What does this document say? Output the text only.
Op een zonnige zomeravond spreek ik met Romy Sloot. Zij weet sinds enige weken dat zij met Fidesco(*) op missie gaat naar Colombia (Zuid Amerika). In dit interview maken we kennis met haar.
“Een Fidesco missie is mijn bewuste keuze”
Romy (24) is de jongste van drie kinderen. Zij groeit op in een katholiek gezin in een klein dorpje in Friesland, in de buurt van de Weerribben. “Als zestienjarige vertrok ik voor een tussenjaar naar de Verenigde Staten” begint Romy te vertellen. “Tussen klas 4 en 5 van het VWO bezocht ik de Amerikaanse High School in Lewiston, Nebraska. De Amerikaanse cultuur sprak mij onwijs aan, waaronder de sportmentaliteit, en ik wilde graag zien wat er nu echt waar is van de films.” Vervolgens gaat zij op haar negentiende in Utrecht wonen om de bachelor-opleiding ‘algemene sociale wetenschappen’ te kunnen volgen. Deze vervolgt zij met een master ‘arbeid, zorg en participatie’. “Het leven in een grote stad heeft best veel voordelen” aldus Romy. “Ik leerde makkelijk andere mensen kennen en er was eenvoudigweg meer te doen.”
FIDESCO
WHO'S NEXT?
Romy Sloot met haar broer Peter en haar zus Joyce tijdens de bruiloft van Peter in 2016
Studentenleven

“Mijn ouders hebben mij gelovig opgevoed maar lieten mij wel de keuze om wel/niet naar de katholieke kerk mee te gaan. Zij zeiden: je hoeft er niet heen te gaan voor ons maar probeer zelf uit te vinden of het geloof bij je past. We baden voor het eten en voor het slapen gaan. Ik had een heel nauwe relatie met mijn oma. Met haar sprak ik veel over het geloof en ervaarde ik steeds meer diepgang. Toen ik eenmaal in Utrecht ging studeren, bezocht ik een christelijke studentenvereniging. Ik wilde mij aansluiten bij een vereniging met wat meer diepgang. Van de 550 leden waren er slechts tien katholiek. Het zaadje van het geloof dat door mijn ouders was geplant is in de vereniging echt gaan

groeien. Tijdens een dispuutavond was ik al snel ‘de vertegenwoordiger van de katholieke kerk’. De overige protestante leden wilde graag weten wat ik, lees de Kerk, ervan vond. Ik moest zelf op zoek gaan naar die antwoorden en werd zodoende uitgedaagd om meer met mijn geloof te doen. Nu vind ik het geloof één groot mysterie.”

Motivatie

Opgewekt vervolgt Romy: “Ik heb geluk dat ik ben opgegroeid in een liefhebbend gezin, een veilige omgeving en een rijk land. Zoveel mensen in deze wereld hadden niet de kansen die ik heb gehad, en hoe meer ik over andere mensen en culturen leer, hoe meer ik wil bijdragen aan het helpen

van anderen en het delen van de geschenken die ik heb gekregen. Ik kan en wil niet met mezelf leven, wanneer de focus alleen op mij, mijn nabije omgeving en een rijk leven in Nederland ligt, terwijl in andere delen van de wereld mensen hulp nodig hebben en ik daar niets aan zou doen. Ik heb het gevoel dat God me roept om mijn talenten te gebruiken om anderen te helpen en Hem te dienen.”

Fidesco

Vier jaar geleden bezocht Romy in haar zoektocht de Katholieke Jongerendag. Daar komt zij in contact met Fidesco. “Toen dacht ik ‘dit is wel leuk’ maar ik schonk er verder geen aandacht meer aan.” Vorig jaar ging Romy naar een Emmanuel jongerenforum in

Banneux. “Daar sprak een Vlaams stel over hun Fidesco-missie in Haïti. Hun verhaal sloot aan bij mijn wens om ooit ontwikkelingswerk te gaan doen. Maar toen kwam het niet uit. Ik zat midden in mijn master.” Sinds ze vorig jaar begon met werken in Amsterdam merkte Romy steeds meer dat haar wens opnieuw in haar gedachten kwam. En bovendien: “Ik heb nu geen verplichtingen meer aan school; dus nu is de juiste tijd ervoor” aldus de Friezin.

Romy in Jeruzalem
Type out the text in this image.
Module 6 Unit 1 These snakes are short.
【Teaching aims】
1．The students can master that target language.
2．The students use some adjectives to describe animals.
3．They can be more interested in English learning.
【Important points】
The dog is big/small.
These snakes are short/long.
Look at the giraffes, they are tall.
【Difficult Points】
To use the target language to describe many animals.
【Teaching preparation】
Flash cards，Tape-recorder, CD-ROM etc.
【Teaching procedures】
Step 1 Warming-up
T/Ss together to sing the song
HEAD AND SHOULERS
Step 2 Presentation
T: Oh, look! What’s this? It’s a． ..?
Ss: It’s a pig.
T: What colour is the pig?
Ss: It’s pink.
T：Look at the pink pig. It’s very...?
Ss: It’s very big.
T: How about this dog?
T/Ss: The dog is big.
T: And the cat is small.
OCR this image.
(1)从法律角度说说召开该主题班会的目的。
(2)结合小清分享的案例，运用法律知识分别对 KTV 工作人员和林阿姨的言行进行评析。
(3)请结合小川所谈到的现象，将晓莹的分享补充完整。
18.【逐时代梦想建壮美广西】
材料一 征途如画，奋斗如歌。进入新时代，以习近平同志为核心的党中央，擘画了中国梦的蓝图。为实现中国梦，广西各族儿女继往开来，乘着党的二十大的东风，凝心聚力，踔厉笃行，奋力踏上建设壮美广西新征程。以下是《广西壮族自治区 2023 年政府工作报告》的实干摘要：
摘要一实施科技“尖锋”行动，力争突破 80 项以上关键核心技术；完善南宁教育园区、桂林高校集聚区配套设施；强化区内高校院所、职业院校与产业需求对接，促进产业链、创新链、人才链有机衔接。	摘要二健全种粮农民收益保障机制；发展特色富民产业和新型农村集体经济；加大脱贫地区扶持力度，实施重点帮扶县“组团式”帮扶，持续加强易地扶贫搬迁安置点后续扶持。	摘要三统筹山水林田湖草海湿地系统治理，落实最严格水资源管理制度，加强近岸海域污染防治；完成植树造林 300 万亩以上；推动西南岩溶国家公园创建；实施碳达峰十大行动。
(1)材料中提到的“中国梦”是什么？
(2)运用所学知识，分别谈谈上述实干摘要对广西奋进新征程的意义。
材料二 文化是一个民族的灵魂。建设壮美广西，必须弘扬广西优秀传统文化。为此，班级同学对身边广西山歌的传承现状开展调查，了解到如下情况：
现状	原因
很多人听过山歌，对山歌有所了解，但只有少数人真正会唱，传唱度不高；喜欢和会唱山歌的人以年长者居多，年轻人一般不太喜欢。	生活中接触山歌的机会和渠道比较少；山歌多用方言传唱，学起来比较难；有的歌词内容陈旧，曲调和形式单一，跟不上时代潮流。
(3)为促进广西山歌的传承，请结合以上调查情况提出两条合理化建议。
====
§ **Written request**
Take the data above and return it exactly.

§ **Result for this task**
What does this document say? Output the text only.
Op een zonnige zomeravond spreek ik met Romy Sloot. Zij weet sinds enige weken dat zij met Fidesco(*) op missie gaat naar Colombia (Zuid Amerika). In dit interview maken we kennis met haar.
“Een Fidesco missie is mijn bewuste keuze”
Romy (24) is de jongste van drie kinderen. Zij groeit op in een katholiek gezin in een klein dorpje in Friesland, in de buurt van de Weerribben. “Als zestienjarige vertrok ik voor een tussenjaar naar de Verenigde Staten” begint Romy te vertellen. “Tussen klas 4 en 5 van het VWO bezocht ik de Amerikaanse High School in Lewiston, Nebraska. De Amerikaanse cultuur sprak mij onwijs aan, waaronder de sportmentaliteit, en ik wilde graag zien wat er nu echt waar is van de films.” Vervolgens gaat zij op haar negentiende in Utrecht wonen om de bachelor-opleiding ‘algemene sociale wetenschappen’ te kunnen volgen. Deze vervolgt zij met een master ‘arbeid, zorg en participatie’. “Het leven in een grote stad heeft best veel voordelen” aldus Romy. “Ik leerde makkelijk andere mensen kennen en er was eenvoudigweg meer te doen.”
FIDESCO
WHO'S NEXT?
Romy Sloot met haar broer Peter en haar zus Joyce tijdens de bruiloft van Peter in 2016
Studentenleven

“Mijn ouders hebben mij gelovig opgevoed maar lieten mij wel de keuze om wel/niet naar de katholieke kerk mee te gaan. Zij zeiden: je hoeft er niet heen te gaan voor ons maar probeer zelf uit te vinden of het geloof bij je past. We baden voor het eten en voor het slapen gaan. Ik had een heel nauwe relatie met mijn oma. Met haar sprak ik veel over het geloof en ervaarde ik steeds meer diepgang. Toen ik eenmaal in Utrecht ging studeren, bezocht ik een christelijke studentenvereniging. Ik wilde mij aansluiten bij een vereniging met wat meer diepgang. Van de 550 leden waren er slechts tien katholiek. Het zaadje van het geloof dat door mijn ouders was geplant is in de vereniging echt gaan

groeien. Tijdens een dispuutavond was ik al snel ‘de vertegenwoordiger van de katholieke kerk’. De overige protestante leden wilde graag weten wat ik, lees de Kerk, ervan vond. Ik moest zelf op zoek gaan naar die antwoorden en werd zodoende uitgedaagd om meer met mijn geloof te doen. Nu vind ik het geloof één groot mysterie.”

Motivatie

Opgewekt vervolgt Romy: “Ik heb geluk dat ik ben opgegroeid in een liefhebbend gezin, een veilige omgeving en een rijk land. Zoveel mensen in deze wereld hadden niet de kansen die ik heb gehad, en hoe meer ik over andere mensen en culturen leer, hoe meer ik wil bijdragen aan het helpen

van anderen en het delen van de geschenken die ik heb gekregen. Ik kan en wil niet met mezelf leven, wanneer de focus alleen op mij, mijn nabije omgeving en een rijk leven in Nederland ligt, terwijl in andere delen van de wereld mensen hulp nodig hebben en ik daar niets aan zou doen. Ik heb het gevoel dat God me roept om mijn talenten te gebruiken om anderen te helpen en Hem te dienen.”

Fidesco

Vier jaar geleden bezocht Romy in haar zoektocht de Katholieke Jongerendag. Daar komt zij in contact met Fidesco. “Toen dacht ik ‘dit is wel leuk’ maar ik schonk er verder geen aandacht meer aan.” Vorig jaar ging Romy naar een Emmanuel jongerenforum in

Banneux. “Daar sprak een Vlaams stel over hun Fidesco-missie in Haïti. Hun verhaal sloot aan bij mijn wens om ooit ontwikkelingswerk te gaan doen. Maar toen kwam het niet uit. Ik zat midden in mijn master.” Sinds ze vorig jaar begon met werken in Amsterdam merkte Romy steeds meer dat haar wens opnieuw in haar gedachten kwam. En bovendien: “Ik heb nu geen verplichtingen meer aan school; dus nu is de juiste tijd ervoor” aldus de Friezin.

Romy in Jeruzalem
Type out the text in this image.
Module 6 Unit 1 These snakes are short.
【Teaching aims】
1．The students can master that target language.
2．The students use some adjectives to describe animals.
3．They can be more interested in English learning.
【Important points】
The dog is big/small.
These snakes are short/long.
Look at the giraffes, they are tall.
【Difficult Points】
To use the target language to describe many animals.
【Teaching preparation】
Flash cards，Tape-recorder, CD-ROM etc.
【Teaching procedures】
Step 1 Warming-up
T/Ss together to sing the song
HEAD AND SHOULERS
Step 2 Presentation
T: Oh, look! What’s this? It’s a． ..?
Ss: It’s a pig.
T: What colour is the pig?
Ss: It’s pink.
T：Look at the pink pig. It’s very...?
Ss: It’s very big.
T: How about this dog?
T/Ss: The dog is big.
T: And the cat is small.
OCR this image.
(1)从法律角度说说召开该主题班会的目的。
(2)结合小清分享的案例，运用法律知识分别对 KTV 工作人员和林阿姨的言行进行评析。
(3)请结合小川所谈到的现象，将晓莹的分享补充完整。
18.【逐时代梦想建壮美广西】
材料一 征途如画，奋斗如歌。进入新时代，以习近平同志为核心的党中央，擘画了中国梦的蓝图。为实现中国梦，广西各族儿女继往开来，乘着党的二十大的东风，凝心聚力，踔厉笃行，奋力踏上建设壮美广西新征程。以下是《广西壮族自治区 2023 年政府工作报告》的实干摘要：
摘要一实施科技“尖锋”行动，力争突破 80 项以上关键核心技术；完善南宁教育园区、桂林高校集聚区配套设施；强化区内高校院所、职业院校与产业需求对接，促进产业链、创新链、人才链有机衔接。	摘要二健全种粮农民收益保障机制；发展特色富民产业和新型农村集体经济；加大脱贫地区扶持力度，实施重点帮扶县“组团式”帮扶，持续加强易地扶贫搬迁安置点后续扶持。	摘要三统筹山水林田湖草海湿地系统治理，落实最严格水资源管理制度，加强近岸海域污染防治；完成植树造林 300 万亩以上；推动西南岩溶国家公园创建；实施碳达峰十大行动。
(1)材料中提到的“中国梦”是什么？
(2)运用所学知识，分别谈谈上述实干摘要对广西奋进新征程的意义。
材料二 文化是一个民族的灵魂。建设壮美广西，必须弘扬广西优秀传统文化。为此，班级同学对身边广西山歌的传承现状开展调查，了解到如下情况：
现状	原因
很多人听过山歌，对山歌有所了解，但只有少数人真正会唱，传唱度不高；喜欢和会唱山歌的人以年长者居多，年轻人一般不太喜欢。	生活中接触山歌的机会和渠道比较少；山歌多用方言传唱，学起来比较难；有的歌词内容陈旧，曲调和形式单一，跟不上时代潮流。
(3)为促进广西山歌的传承，请结合以上调查情况提出两条合理化建议。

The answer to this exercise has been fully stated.